__TASK BRIEF__
Count every line where "JSON" shows up, and give that number only.

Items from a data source
════════════════
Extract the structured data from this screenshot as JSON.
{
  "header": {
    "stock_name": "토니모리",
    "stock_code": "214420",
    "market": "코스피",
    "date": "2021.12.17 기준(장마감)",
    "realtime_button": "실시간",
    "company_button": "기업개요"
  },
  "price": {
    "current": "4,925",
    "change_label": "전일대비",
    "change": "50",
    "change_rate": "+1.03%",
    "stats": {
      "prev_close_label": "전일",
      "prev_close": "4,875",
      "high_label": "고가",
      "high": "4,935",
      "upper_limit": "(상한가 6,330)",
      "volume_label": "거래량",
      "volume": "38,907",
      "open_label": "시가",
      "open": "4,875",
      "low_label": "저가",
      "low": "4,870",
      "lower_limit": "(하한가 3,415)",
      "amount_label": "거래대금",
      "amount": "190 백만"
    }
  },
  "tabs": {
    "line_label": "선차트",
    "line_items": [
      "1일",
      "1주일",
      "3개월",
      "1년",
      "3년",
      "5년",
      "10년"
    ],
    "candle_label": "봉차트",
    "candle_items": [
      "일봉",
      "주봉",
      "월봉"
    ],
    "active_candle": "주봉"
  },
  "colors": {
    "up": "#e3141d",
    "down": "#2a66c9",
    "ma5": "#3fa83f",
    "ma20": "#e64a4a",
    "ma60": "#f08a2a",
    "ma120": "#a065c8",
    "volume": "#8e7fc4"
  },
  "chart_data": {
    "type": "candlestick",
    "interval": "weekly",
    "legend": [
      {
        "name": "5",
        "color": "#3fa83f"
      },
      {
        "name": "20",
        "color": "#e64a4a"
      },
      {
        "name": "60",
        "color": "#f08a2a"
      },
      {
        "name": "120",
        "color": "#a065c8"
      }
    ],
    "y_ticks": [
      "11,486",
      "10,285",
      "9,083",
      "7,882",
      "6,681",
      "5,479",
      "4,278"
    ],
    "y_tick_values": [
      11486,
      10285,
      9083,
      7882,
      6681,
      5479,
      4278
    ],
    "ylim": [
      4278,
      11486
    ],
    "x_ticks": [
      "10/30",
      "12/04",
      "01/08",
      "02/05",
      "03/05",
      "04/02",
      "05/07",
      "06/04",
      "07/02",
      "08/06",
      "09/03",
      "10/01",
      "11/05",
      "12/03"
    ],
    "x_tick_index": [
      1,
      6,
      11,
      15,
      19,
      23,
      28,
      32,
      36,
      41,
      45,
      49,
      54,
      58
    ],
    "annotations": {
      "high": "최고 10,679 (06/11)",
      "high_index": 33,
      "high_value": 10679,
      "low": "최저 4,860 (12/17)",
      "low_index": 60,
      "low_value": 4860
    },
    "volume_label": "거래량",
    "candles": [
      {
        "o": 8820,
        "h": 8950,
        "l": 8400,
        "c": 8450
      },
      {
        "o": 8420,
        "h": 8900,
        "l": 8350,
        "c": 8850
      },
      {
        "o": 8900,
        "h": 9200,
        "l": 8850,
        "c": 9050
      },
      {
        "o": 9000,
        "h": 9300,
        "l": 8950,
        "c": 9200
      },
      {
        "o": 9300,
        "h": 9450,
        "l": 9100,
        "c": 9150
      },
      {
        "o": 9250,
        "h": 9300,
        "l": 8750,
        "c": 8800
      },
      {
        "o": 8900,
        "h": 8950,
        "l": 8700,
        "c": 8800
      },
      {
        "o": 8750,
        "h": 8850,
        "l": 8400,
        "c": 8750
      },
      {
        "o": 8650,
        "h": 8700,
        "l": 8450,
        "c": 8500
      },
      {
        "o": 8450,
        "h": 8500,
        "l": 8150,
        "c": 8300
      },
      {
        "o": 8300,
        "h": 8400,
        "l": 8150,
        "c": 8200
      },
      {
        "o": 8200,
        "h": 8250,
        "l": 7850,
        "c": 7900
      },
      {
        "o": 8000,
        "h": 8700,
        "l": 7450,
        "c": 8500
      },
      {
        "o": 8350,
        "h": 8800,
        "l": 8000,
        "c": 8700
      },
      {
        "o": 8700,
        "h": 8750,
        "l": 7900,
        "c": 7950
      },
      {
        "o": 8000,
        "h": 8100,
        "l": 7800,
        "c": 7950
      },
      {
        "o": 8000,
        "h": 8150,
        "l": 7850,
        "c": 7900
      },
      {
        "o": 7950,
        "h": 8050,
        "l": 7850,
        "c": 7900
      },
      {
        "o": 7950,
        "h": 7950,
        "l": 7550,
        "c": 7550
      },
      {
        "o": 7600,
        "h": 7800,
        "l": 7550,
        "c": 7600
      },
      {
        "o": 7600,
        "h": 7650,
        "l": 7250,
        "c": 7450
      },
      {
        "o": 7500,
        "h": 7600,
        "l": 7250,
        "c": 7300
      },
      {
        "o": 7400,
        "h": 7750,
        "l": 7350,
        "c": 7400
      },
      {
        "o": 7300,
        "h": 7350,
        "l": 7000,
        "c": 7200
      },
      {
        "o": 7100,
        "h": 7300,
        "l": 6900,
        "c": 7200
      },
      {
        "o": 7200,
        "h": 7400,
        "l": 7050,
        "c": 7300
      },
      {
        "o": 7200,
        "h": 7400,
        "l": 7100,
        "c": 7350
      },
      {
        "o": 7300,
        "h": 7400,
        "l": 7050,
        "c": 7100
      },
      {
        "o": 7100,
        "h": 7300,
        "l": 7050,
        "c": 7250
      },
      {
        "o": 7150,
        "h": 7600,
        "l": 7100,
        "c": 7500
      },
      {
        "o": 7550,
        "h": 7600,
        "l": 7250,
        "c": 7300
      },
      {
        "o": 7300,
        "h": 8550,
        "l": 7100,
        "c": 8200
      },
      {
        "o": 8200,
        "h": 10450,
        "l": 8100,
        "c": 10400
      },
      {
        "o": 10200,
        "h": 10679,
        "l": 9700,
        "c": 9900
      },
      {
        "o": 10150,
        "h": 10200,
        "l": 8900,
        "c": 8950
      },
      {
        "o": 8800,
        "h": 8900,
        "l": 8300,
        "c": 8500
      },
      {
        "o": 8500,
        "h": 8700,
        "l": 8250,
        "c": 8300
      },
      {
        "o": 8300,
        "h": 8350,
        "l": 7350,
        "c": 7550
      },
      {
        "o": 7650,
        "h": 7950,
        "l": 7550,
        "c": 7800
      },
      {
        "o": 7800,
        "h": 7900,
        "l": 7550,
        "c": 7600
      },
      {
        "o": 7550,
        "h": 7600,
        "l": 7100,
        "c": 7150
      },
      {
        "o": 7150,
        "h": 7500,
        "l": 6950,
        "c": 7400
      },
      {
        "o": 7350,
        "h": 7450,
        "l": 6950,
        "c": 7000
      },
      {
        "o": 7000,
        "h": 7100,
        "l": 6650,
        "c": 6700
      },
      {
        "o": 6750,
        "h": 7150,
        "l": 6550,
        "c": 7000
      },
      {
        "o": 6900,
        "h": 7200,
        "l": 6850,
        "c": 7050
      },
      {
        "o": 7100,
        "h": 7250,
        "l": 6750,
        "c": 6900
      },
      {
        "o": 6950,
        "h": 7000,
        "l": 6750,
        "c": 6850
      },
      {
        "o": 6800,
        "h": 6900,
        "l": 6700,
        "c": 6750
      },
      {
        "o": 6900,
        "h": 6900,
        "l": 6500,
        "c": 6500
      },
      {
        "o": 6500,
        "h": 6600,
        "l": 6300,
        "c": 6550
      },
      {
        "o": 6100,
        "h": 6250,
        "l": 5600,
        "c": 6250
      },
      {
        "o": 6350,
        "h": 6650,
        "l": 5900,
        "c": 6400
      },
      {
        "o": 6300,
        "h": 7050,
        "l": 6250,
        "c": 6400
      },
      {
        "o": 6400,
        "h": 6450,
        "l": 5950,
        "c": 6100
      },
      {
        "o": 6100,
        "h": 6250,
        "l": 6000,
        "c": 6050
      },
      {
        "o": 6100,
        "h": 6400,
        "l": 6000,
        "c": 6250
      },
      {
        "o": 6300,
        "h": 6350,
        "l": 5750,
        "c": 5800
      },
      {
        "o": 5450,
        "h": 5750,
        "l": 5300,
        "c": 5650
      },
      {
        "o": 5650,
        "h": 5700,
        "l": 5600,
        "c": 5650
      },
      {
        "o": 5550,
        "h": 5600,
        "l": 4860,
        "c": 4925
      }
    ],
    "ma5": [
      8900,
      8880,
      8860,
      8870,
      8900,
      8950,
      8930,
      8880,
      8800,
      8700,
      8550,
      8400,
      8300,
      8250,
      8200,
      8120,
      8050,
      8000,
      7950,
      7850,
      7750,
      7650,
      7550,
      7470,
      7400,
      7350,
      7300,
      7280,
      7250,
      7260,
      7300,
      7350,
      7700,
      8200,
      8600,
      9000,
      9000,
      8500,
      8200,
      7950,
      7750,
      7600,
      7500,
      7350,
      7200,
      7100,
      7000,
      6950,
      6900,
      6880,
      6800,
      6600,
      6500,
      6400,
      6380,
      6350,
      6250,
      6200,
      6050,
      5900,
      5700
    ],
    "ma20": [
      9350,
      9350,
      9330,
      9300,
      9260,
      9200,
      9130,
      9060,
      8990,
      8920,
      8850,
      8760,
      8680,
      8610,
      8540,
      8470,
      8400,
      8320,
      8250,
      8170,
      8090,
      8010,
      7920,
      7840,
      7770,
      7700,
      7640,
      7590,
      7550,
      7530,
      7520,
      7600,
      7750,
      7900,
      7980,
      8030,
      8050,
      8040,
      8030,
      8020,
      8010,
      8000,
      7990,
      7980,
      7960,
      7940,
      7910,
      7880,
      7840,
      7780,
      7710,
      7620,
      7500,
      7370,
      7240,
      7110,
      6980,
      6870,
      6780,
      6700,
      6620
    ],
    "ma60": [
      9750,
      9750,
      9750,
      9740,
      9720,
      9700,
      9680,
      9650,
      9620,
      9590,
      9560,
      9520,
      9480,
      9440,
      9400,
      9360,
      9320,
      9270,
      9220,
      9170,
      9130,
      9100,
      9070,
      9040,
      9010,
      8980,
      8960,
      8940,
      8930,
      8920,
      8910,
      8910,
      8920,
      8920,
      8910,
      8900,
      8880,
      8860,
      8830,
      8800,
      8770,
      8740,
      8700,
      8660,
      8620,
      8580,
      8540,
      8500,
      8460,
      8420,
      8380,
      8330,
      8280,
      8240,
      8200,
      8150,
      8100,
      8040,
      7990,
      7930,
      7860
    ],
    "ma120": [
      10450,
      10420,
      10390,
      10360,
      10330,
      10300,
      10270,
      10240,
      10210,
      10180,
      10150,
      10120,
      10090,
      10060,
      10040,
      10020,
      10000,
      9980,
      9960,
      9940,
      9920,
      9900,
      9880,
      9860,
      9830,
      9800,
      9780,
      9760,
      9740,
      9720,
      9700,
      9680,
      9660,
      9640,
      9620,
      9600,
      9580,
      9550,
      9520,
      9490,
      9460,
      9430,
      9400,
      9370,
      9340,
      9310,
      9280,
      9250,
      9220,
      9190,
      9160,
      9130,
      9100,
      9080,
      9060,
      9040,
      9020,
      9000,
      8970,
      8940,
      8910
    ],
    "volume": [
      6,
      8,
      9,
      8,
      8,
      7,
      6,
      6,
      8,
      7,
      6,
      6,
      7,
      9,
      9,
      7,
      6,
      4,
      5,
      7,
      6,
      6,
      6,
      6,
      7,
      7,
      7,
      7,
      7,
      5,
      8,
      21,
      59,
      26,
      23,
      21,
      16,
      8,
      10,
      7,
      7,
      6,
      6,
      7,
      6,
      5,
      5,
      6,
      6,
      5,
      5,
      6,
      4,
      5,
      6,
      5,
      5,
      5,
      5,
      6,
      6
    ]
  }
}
════════════════
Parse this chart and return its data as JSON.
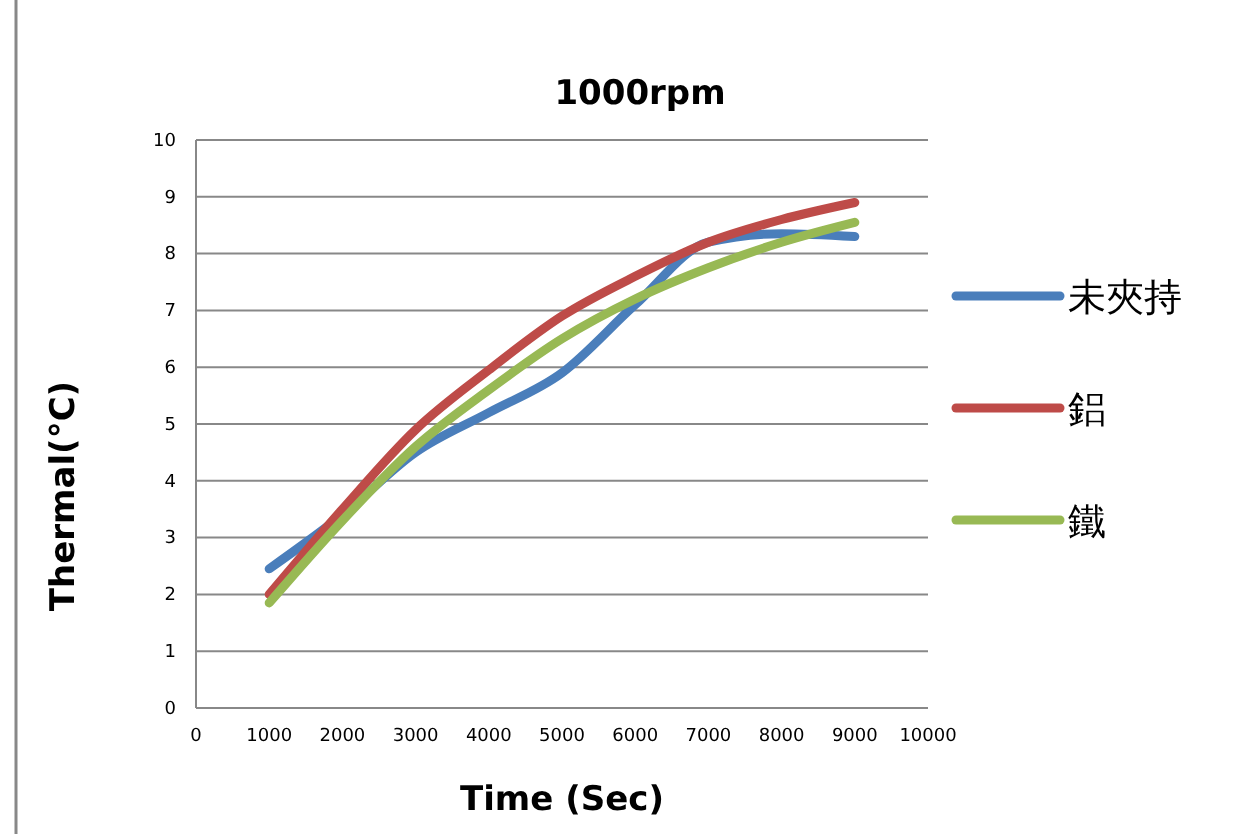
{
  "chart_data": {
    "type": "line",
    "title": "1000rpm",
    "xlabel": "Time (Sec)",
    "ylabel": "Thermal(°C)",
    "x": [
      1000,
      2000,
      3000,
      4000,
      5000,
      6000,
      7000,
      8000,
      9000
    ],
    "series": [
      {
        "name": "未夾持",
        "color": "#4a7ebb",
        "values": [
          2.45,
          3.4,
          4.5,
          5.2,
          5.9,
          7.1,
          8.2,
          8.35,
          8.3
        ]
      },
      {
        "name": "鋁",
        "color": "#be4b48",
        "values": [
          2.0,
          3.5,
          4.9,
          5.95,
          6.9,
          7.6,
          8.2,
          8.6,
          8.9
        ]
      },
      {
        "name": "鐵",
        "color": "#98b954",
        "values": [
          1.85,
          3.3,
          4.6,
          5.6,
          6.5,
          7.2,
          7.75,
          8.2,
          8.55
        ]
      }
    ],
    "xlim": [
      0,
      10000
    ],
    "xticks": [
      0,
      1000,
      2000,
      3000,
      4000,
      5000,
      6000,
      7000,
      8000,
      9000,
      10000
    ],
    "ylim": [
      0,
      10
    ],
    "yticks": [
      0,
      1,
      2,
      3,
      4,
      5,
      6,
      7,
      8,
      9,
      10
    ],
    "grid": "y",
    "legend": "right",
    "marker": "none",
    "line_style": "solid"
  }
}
════════════════
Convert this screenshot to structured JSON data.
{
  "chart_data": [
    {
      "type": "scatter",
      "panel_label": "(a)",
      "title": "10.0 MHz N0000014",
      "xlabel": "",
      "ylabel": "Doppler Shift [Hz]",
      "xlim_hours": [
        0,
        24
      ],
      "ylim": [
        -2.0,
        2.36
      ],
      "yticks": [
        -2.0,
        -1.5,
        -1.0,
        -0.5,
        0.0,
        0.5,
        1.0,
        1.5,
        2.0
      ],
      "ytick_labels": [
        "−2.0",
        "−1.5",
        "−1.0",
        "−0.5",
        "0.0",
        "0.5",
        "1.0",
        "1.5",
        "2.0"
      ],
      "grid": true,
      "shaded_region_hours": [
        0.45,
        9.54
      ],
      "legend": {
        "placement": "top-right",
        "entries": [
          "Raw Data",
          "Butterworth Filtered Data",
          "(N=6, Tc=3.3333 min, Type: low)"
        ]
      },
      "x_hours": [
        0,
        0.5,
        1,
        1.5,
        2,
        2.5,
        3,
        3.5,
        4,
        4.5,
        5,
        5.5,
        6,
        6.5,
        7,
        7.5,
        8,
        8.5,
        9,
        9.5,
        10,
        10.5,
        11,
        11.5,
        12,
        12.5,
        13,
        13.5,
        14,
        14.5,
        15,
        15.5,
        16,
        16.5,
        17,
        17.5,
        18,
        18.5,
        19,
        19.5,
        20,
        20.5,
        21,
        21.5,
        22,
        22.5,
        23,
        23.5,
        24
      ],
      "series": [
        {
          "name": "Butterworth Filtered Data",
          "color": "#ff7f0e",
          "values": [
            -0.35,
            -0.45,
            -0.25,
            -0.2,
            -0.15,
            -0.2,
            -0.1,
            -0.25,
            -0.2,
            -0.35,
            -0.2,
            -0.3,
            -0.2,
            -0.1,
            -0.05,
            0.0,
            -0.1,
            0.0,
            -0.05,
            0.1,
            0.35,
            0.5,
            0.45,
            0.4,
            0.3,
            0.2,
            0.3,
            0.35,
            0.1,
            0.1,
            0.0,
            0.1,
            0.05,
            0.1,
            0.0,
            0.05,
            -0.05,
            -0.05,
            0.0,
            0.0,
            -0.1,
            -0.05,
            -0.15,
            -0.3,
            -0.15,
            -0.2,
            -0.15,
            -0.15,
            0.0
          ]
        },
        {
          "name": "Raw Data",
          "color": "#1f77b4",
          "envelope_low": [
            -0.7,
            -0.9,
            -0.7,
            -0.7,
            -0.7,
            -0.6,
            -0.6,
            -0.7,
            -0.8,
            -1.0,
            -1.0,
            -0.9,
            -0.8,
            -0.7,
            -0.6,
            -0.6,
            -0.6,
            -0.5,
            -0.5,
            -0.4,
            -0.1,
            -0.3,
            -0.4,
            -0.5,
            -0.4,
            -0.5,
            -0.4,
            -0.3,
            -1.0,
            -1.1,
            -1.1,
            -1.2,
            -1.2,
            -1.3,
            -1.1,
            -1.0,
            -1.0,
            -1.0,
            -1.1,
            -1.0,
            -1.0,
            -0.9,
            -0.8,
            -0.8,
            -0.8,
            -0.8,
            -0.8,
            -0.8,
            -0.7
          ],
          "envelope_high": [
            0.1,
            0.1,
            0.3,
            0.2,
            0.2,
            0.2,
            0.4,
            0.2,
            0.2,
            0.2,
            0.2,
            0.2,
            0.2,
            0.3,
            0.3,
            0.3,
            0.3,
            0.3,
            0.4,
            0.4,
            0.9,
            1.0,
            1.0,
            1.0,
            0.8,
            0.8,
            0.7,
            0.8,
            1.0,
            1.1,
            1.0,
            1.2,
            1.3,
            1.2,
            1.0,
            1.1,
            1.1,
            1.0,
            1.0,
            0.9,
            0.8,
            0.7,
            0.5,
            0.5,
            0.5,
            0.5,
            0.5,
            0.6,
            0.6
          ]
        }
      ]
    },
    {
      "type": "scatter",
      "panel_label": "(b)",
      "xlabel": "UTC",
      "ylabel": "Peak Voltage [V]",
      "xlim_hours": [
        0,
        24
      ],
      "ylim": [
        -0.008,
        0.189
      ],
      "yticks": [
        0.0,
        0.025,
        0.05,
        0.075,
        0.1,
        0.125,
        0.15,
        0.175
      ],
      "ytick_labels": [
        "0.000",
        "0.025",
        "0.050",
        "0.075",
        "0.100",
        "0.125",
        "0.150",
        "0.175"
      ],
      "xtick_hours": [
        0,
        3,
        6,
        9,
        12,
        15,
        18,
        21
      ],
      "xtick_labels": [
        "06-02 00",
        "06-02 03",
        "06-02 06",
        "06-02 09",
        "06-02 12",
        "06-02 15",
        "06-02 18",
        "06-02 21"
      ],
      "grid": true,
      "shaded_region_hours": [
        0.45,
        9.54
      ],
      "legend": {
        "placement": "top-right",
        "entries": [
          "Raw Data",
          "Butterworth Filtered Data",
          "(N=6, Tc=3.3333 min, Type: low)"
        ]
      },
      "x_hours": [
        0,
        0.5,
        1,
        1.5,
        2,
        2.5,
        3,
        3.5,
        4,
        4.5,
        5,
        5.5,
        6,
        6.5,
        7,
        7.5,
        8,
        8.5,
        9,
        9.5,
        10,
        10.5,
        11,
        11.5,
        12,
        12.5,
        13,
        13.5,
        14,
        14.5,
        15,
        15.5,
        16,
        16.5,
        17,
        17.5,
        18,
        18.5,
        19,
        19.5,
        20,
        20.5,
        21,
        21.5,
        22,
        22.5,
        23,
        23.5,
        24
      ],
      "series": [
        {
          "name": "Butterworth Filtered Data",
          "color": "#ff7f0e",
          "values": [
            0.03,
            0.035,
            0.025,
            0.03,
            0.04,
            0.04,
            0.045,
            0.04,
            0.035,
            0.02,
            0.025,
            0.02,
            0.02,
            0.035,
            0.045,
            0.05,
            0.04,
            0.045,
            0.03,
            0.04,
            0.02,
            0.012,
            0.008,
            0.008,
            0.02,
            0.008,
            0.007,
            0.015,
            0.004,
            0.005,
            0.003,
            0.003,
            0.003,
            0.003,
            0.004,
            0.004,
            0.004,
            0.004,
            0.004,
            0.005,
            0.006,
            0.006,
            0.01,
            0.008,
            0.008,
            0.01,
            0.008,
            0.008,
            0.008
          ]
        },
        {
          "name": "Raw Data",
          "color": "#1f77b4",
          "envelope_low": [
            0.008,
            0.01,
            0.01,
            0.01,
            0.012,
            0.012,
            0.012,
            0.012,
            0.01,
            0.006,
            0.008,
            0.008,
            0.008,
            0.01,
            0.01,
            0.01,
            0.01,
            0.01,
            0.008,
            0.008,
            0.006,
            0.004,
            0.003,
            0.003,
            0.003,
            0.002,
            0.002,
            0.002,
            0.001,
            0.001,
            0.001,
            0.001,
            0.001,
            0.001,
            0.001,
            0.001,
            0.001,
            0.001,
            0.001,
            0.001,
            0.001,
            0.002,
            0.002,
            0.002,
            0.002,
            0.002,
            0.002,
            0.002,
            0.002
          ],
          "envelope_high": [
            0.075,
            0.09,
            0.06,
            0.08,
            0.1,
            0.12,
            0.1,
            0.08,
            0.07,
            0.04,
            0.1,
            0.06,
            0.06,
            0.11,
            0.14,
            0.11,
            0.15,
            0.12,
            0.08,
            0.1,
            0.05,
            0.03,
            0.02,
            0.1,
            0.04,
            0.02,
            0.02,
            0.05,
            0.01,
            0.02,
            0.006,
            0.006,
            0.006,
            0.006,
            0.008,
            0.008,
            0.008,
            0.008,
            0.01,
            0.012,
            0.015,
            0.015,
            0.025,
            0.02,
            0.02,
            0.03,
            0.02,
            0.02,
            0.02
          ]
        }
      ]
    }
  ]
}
════════════════
__TASK OUTPUT__
3